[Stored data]
---

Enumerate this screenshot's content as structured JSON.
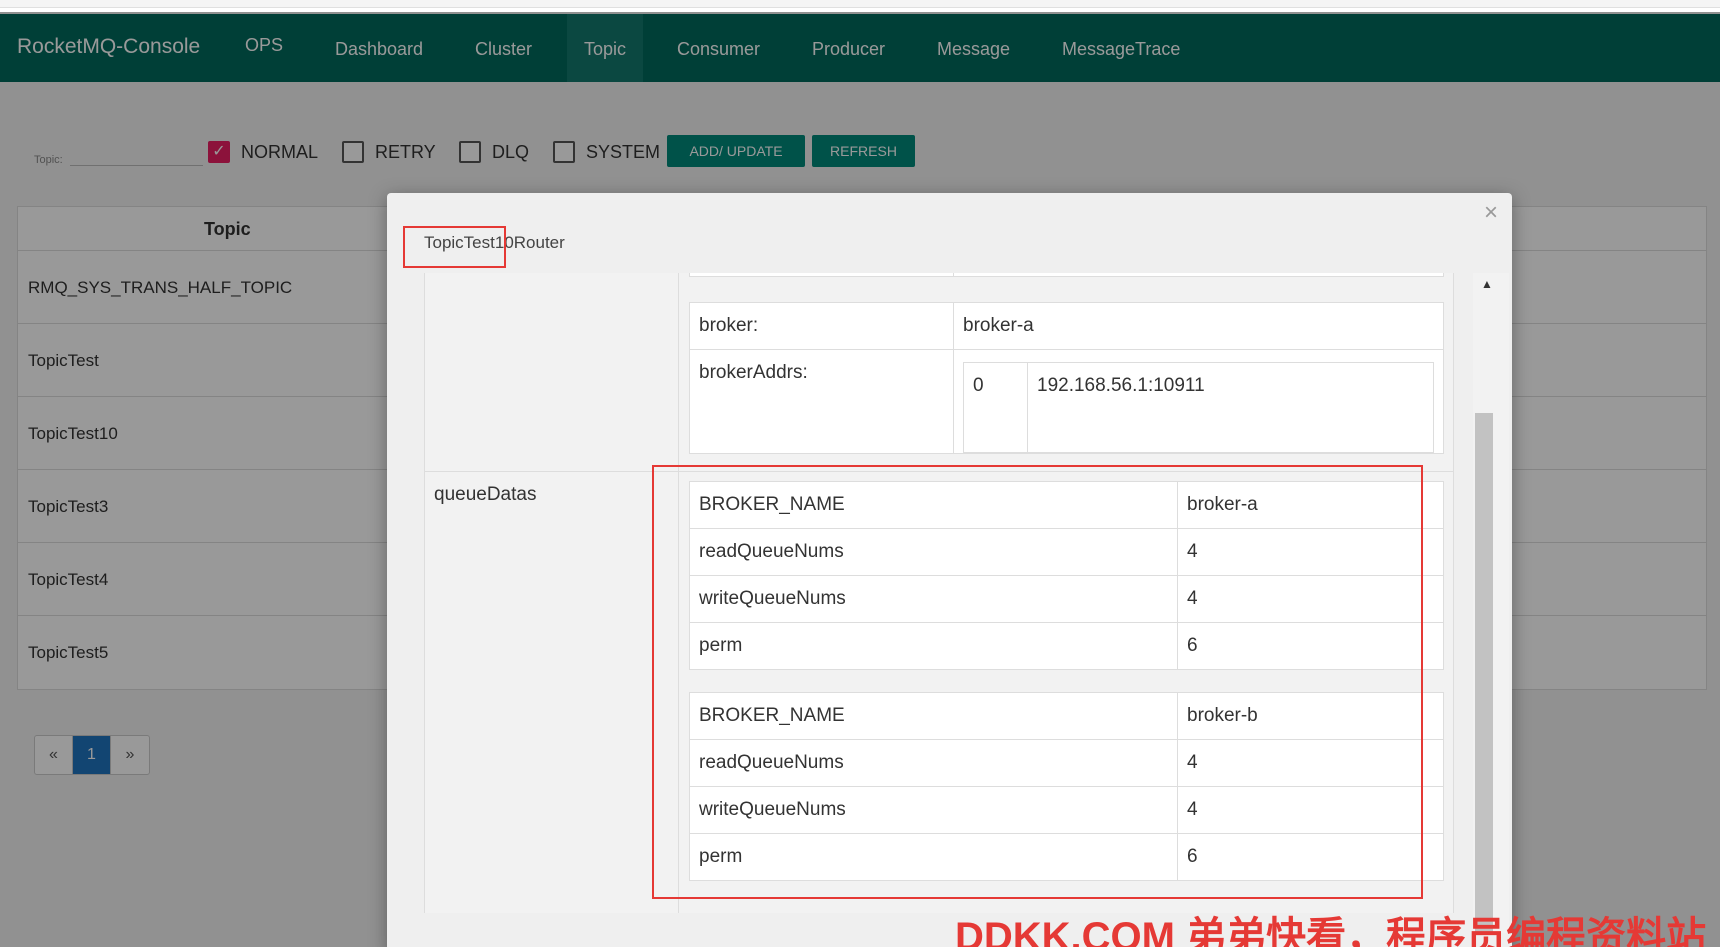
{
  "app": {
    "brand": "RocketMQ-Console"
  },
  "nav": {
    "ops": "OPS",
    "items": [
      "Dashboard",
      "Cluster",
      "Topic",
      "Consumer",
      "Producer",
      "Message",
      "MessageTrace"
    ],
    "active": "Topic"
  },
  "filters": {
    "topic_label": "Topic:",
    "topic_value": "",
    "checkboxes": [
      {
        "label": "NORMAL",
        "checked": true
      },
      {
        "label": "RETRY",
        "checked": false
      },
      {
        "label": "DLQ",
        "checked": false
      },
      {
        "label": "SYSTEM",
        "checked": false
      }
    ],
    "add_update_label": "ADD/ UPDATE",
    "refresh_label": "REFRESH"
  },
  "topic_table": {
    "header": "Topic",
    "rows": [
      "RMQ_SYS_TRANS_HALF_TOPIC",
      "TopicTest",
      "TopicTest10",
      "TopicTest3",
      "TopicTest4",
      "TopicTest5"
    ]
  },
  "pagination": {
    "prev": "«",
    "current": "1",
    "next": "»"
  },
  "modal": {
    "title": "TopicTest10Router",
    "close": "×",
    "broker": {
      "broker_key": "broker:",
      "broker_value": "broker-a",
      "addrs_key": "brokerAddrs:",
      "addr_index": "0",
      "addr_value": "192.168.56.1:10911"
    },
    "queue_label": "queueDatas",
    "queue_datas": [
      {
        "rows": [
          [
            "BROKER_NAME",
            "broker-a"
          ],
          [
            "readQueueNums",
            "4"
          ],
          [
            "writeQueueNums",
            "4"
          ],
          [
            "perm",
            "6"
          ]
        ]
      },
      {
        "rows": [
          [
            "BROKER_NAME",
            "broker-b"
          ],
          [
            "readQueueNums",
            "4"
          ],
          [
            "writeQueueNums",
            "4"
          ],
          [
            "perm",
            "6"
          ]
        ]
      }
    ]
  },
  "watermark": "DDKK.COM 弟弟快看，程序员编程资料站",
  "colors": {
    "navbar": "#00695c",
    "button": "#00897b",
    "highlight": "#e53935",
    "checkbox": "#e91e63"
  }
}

---

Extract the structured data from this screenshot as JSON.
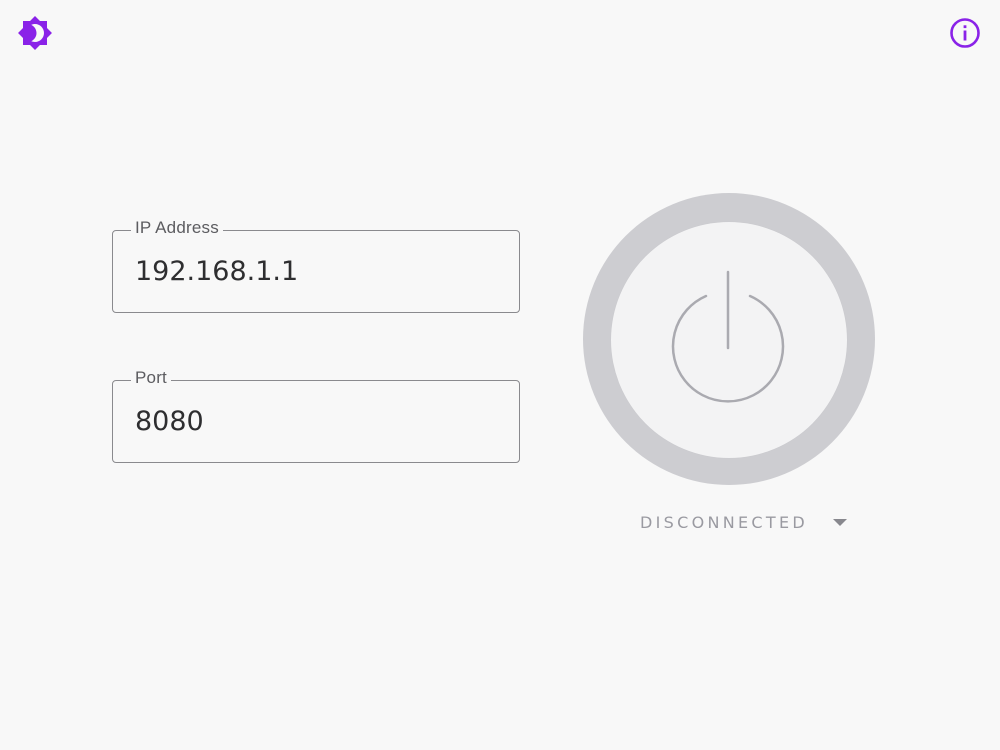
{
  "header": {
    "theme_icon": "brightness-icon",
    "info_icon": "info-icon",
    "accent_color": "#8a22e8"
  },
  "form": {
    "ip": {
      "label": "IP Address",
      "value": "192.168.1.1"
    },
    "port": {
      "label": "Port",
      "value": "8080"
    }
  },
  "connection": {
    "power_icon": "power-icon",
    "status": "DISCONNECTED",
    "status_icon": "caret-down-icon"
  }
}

---

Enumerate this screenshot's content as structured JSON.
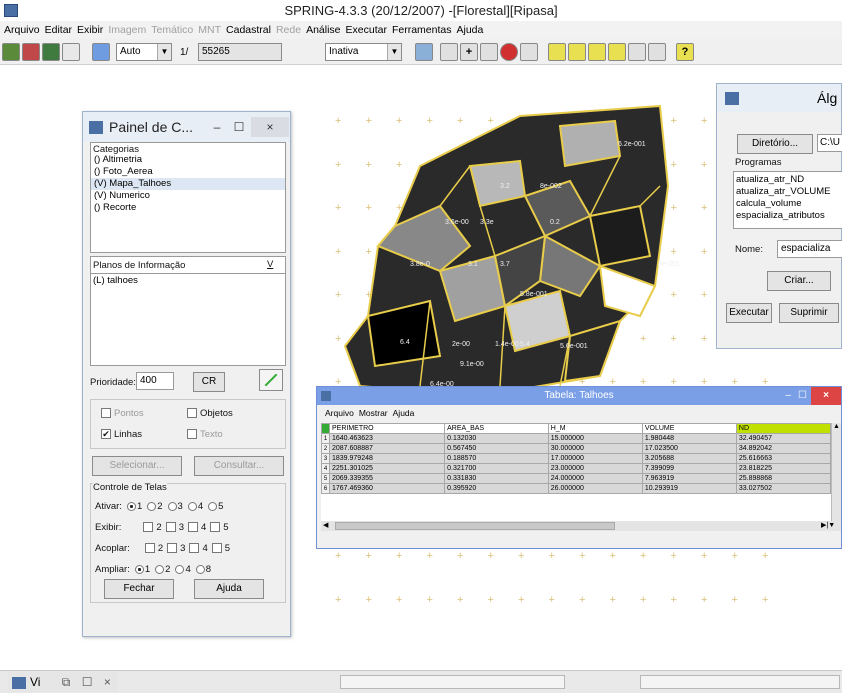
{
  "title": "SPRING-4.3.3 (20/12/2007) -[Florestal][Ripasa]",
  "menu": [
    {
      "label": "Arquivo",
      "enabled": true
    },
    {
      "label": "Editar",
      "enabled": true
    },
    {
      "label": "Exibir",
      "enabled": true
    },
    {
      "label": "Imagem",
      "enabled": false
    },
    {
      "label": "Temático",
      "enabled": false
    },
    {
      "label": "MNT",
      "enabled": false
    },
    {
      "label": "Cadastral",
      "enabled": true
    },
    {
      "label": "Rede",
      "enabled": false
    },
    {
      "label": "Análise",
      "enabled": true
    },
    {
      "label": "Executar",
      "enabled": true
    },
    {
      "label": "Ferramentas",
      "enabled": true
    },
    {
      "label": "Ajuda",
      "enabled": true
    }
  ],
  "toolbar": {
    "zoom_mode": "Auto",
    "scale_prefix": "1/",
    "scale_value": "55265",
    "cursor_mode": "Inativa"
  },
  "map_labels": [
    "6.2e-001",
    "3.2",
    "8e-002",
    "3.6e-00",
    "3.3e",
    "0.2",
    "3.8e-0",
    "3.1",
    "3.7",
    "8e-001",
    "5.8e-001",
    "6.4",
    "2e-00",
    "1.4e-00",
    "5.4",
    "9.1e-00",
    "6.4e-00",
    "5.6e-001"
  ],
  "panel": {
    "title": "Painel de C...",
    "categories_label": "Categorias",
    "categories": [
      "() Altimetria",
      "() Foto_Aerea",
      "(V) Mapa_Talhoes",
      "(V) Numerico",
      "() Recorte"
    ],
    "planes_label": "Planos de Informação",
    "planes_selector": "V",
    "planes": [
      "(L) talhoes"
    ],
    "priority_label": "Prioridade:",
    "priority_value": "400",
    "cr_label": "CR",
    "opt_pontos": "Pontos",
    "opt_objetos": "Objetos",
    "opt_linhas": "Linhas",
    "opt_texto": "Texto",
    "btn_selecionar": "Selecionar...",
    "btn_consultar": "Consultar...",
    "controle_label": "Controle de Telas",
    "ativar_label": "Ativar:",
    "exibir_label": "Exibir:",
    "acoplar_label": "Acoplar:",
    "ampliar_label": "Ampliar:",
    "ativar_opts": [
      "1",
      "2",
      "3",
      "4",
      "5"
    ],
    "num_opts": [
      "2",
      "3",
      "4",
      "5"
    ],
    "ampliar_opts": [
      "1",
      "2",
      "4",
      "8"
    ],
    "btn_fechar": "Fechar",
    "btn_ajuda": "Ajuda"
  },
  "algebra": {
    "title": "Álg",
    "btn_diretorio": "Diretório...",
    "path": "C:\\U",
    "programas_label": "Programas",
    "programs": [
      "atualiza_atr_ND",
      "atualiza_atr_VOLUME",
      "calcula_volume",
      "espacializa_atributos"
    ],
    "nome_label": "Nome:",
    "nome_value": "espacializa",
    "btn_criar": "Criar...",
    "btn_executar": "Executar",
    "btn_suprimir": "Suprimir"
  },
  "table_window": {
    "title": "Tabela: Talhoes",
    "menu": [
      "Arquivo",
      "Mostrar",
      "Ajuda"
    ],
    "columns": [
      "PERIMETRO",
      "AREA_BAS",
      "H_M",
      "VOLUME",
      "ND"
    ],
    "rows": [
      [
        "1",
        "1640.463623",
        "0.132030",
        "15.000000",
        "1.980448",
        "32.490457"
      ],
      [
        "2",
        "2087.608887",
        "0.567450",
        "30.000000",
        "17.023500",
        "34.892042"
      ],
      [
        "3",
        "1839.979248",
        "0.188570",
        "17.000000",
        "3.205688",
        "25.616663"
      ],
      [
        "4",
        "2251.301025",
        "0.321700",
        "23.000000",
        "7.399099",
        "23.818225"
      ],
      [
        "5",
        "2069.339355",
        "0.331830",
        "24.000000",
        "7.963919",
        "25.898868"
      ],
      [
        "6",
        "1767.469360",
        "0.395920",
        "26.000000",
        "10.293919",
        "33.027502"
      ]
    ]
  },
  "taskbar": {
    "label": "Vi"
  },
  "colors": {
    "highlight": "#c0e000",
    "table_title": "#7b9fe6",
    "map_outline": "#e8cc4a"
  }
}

---

Set exercise ->
Scan the data for the word "highlight" and copy every line where it shows up.

Result of this exercise ->
    "highlight": "#e53935",
    "highlight": "#c0e000",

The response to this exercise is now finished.